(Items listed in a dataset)
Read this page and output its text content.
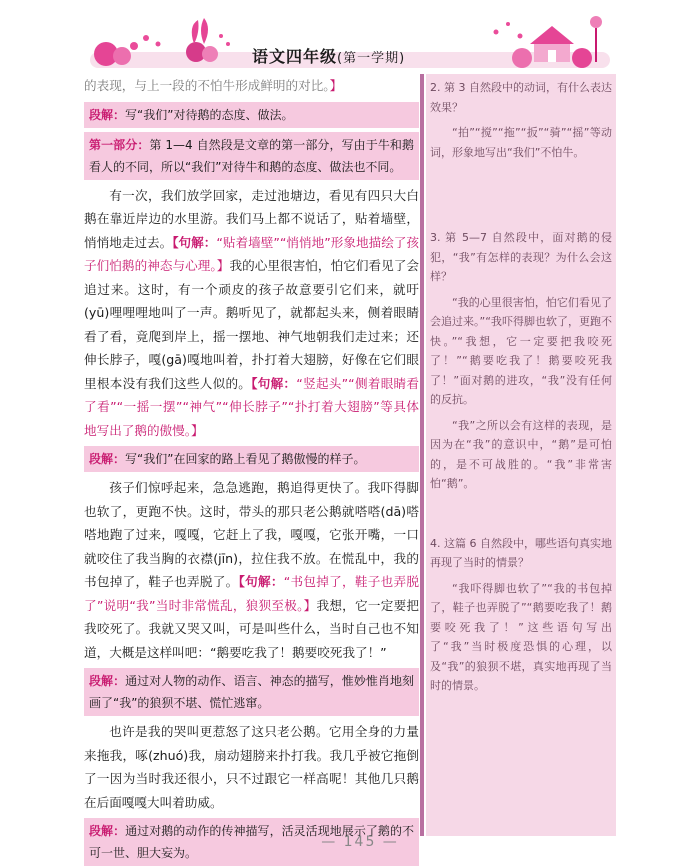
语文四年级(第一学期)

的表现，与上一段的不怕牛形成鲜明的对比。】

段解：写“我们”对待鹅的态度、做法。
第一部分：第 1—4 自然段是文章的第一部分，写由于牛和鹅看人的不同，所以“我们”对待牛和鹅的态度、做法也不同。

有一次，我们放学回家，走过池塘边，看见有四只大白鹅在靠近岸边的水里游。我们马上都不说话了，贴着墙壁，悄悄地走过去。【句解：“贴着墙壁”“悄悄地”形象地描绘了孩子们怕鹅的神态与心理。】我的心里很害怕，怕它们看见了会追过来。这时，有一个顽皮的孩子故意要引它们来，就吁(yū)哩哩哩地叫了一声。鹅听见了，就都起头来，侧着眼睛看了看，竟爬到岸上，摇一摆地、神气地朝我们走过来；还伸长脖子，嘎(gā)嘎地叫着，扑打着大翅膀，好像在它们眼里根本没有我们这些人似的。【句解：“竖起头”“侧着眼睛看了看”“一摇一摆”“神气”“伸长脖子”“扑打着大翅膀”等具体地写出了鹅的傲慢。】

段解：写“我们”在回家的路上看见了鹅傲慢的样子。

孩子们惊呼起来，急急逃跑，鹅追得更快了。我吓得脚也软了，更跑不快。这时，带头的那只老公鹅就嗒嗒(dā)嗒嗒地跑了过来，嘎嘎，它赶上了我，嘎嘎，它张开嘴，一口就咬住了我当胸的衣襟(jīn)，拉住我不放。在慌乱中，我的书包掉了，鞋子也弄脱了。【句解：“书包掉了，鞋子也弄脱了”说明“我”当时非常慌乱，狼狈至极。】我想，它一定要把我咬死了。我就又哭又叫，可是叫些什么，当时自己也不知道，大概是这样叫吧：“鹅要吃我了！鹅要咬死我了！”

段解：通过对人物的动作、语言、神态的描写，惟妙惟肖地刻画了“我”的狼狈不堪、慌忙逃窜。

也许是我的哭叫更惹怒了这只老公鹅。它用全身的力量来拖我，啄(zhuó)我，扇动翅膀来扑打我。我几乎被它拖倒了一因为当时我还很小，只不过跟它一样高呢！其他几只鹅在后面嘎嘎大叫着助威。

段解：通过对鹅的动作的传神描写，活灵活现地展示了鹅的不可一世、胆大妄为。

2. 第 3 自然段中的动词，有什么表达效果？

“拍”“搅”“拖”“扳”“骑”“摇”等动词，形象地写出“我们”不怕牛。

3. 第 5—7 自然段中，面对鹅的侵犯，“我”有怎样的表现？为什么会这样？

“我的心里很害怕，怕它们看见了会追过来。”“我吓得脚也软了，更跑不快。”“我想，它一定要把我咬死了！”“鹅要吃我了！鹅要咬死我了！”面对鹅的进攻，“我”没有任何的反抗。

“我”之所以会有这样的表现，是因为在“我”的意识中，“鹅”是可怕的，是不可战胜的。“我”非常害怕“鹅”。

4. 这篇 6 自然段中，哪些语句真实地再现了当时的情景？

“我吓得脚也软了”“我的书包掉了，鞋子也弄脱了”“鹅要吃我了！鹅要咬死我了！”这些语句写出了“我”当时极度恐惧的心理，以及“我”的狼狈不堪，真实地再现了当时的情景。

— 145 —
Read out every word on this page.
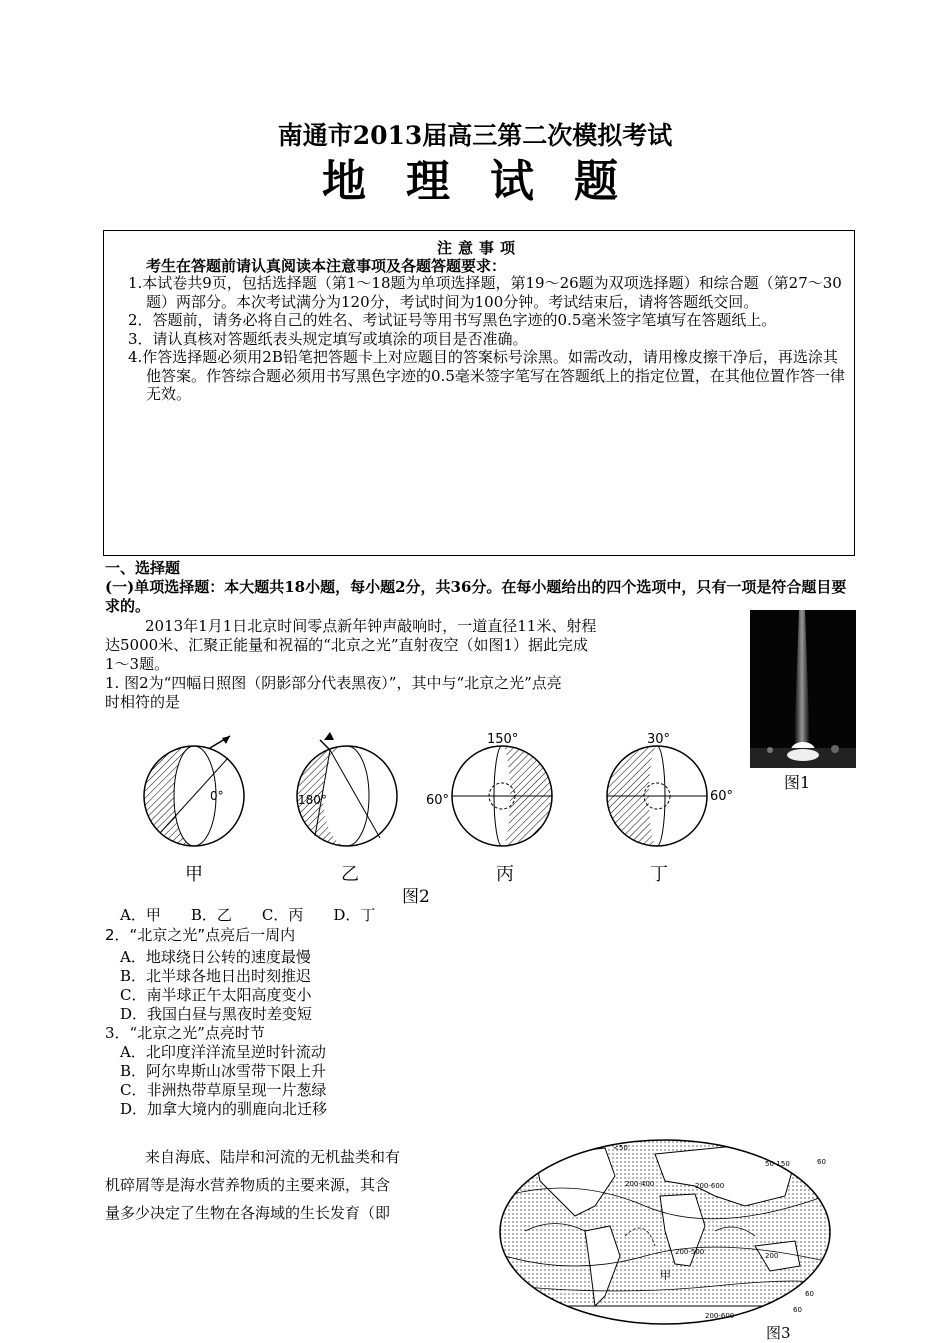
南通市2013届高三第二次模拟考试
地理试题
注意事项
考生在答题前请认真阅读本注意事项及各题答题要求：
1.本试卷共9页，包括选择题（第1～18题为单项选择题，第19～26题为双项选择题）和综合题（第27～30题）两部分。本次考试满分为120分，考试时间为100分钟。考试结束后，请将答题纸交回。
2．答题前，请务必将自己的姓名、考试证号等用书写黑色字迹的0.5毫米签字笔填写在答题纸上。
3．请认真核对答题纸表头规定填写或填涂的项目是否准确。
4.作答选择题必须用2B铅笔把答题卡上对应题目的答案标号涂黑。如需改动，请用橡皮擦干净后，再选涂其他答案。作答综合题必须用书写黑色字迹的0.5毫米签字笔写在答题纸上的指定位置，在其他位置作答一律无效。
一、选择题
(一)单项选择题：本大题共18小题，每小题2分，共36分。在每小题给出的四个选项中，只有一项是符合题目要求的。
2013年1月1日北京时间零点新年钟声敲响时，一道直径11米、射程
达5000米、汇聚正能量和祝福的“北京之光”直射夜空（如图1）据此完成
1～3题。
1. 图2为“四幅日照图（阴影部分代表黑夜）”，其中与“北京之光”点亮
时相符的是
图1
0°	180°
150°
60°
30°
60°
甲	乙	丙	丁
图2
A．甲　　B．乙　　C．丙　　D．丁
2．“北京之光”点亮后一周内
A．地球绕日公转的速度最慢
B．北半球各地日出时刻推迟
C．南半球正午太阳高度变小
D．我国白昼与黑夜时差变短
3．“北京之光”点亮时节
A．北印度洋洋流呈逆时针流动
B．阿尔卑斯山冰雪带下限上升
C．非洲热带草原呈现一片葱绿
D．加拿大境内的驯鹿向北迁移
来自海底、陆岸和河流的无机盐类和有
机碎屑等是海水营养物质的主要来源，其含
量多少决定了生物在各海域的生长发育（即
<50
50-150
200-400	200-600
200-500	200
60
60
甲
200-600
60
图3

--

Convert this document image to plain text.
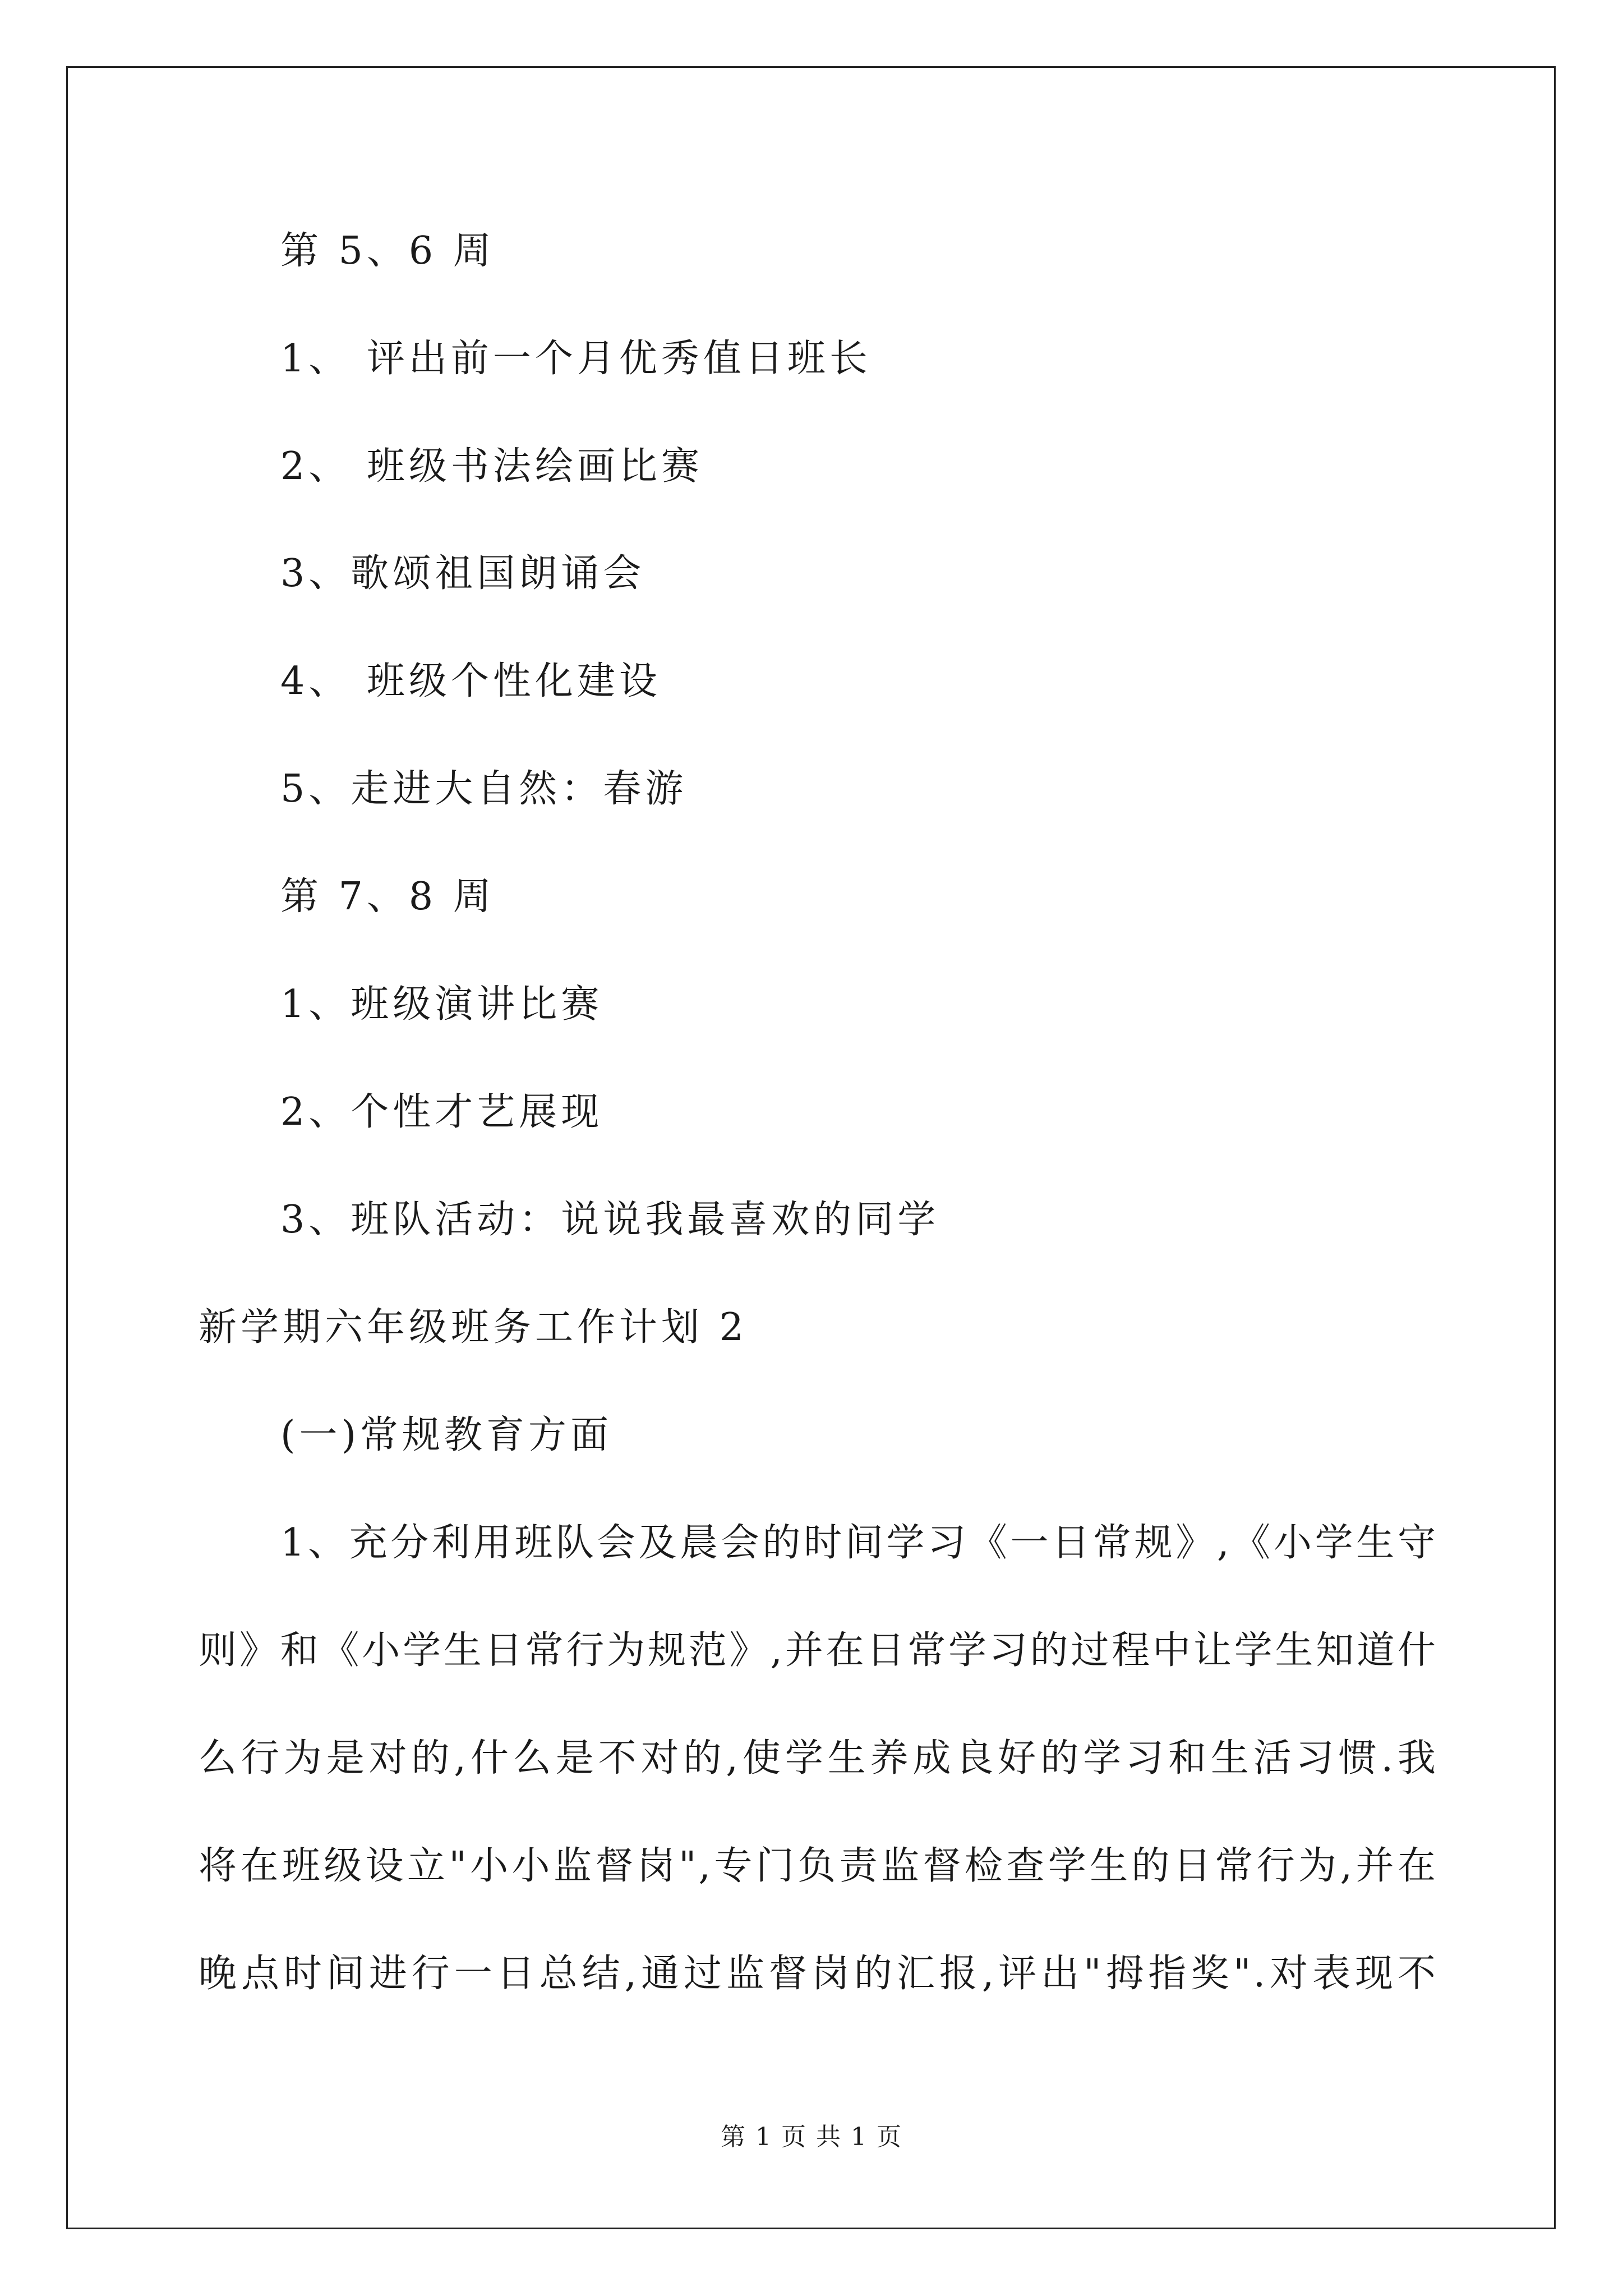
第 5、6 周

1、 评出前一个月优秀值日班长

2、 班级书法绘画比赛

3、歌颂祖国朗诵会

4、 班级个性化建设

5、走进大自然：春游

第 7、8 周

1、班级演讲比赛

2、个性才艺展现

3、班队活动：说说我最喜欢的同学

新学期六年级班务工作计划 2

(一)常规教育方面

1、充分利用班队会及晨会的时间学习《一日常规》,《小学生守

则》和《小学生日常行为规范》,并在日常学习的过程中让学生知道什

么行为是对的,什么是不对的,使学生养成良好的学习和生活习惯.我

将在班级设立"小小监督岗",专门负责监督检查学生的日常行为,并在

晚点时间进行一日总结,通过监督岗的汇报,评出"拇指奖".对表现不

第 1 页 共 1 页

[Task prompt]
Return each full line of the entries that contains the word "我的书包掉了".

[Result]
孩子们惊呼起来，急急逃跑，鹅追得更快了。我吓得脚也软了，更跑不快。这时，带头的那只老公鹅就嗒嗒(dā)嗒嗒地跑了过来，嘎嘎，它赶上了我，嘎嘎，它张开嘴，一口就咬住了我当胸的衣襟(jīn)，拉住我不放。在慌乱中，我的书包掉了，鞋子也弄脱了。【句解：“书包掉了，鞋子也弄脱了”说明“我”当时非常慌乱，狼狈至极。】我想，它一定要把我咬死了。我就又哭又叫，可是叫些什么，当时自己也不知道，大概是这样叫吧：“鹅要吃我了！鹅要咬死我了！”
“我吓得脚也软了”“我的书包掉了，鞋子也弄脱了”“鹅要吃我了！鹅要咬死我了！”这些语句写出了“我”当时极度恐惧的心理，以及“我”的狼狈不堪，真实地再现了当时的情景。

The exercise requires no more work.